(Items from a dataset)

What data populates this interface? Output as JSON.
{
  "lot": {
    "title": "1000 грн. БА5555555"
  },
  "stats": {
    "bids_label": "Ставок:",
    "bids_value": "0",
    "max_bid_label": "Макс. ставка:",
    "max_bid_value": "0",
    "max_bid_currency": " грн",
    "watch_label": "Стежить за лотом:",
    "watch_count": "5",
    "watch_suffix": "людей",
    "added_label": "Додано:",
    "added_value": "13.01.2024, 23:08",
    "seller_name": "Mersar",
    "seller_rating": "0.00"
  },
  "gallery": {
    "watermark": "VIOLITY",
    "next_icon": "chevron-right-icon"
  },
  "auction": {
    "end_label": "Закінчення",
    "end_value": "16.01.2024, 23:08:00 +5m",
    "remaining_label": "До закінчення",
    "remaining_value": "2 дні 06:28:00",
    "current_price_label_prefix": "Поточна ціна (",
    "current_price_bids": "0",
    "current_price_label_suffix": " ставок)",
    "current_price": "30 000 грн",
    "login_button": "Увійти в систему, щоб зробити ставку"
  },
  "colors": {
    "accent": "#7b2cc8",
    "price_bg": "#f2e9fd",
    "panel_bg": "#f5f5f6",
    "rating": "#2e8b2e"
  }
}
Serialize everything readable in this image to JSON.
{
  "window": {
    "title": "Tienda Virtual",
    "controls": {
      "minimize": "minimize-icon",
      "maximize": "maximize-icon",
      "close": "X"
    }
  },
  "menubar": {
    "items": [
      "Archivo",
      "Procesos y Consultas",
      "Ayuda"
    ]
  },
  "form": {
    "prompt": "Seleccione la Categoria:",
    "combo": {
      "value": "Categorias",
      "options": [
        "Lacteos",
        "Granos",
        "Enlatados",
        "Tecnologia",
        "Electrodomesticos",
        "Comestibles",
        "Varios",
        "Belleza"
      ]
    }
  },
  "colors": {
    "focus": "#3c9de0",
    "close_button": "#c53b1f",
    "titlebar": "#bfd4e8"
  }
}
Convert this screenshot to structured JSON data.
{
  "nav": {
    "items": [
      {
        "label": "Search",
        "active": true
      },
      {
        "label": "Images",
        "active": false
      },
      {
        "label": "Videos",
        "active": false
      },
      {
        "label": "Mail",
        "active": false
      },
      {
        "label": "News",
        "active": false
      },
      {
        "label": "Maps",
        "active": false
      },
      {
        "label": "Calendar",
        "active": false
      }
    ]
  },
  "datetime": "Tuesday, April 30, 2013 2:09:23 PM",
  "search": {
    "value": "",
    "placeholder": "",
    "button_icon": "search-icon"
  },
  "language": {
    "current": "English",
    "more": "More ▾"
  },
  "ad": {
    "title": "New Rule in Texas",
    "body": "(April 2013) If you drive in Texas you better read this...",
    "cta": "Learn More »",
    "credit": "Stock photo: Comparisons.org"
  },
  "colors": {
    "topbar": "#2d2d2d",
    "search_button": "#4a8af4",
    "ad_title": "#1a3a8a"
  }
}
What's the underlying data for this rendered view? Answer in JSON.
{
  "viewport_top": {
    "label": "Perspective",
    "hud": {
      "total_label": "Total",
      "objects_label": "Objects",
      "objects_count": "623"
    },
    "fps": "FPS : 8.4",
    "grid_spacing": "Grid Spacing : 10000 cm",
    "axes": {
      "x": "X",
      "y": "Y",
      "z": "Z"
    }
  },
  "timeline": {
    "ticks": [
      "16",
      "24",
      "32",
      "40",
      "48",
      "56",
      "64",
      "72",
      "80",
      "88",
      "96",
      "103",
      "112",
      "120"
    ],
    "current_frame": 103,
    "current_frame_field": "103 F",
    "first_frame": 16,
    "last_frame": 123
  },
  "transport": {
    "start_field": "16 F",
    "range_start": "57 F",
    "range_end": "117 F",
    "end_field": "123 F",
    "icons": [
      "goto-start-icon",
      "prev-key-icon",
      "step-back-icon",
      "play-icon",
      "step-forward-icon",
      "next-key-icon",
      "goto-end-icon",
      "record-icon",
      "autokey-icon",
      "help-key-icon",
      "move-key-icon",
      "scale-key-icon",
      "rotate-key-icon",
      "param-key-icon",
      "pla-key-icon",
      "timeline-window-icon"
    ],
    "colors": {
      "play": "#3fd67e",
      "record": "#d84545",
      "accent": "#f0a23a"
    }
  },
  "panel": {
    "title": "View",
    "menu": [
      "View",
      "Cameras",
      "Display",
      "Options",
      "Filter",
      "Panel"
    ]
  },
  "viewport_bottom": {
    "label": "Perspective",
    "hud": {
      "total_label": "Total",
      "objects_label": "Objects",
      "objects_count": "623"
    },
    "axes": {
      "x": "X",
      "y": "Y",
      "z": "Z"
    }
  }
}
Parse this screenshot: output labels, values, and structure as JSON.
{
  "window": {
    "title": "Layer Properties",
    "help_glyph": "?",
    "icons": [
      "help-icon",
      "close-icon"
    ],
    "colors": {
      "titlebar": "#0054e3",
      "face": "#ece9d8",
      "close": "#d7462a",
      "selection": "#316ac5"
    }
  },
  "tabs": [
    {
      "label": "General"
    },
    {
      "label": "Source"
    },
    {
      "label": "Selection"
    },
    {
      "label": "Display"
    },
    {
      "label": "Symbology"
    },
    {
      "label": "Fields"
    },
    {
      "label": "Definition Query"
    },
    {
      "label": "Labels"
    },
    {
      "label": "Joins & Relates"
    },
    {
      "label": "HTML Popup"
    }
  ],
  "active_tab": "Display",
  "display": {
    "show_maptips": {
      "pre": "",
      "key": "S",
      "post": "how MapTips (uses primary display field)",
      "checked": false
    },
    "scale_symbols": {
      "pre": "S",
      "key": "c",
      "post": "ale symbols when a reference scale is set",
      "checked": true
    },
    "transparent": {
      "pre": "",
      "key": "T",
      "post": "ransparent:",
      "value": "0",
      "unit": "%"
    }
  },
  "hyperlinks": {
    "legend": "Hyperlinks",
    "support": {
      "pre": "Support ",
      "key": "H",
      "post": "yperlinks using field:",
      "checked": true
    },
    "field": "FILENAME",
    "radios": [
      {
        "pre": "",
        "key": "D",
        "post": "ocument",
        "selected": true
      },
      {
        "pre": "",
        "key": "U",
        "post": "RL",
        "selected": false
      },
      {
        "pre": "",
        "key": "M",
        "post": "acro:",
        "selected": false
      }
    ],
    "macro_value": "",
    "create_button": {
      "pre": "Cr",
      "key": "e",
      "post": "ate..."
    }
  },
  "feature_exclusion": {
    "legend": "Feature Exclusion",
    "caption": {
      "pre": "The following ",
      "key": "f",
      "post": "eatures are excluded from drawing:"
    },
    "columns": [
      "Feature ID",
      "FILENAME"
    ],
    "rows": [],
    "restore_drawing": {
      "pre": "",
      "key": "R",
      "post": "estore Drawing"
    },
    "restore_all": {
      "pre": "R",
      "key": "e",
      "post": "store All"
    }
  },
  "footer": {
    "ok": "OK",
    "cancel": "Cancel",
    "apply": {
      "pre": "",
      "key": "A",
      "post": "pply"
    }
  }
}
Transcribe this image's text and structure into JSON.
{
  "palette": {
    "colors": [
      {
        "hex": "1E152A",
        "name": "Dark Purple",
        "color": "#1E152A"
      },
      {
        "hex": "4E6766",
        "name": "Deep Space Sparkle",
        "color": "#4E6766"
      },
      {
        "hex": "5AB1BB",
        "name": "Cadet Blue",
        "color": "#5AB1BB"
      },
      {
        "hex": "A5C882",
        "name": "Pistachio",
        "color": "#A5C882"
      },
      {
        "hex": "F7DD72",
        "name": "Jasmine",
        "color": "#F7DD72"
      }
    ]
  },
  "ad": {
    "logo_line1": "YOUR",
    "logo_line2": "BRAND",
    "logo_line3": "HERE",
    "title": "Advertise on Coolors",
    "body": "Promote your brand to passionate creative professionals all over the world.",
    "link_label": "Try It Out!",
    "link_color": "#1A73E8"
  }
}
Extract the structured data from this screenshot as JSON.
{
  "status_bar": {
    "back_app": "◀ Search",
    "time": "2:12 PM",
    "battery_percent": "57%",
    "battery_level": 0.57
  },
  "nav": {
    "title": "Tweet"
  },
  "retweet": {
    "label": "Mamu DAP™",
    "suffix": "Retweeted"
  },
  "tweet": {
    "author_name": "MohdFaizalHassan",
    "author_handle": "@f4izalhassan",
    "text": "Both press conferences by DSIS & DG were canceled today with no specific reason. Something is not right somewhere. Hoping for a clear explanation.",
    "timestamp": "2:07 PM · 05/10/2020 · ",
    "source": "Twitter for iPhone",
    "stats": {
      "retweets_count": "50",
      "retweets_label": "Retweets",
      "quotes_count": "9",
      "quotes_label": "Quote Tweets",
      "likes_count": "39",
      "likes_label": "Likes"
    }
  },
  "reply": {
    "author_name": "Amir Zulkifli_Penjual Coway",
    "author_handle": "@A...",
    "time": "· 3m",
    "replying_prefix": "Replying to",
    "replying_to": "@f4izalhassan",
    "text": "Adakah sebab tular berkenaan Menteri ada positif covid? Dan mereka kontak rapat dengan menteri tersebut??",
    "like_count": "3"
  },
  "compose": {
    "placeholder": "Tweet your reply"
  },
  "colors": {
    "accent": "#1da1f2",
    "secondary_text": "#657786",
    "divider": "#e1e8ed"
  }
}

*Instructions to follow:* Collect the lines of the data that carry the word "screenshot".

*Answer to this task:*
Convert this screenshot to structured JSON data.
Parse this screenshot: output labels, values, and structure as JSON.
Extract the structured data from this screenshot as JSON.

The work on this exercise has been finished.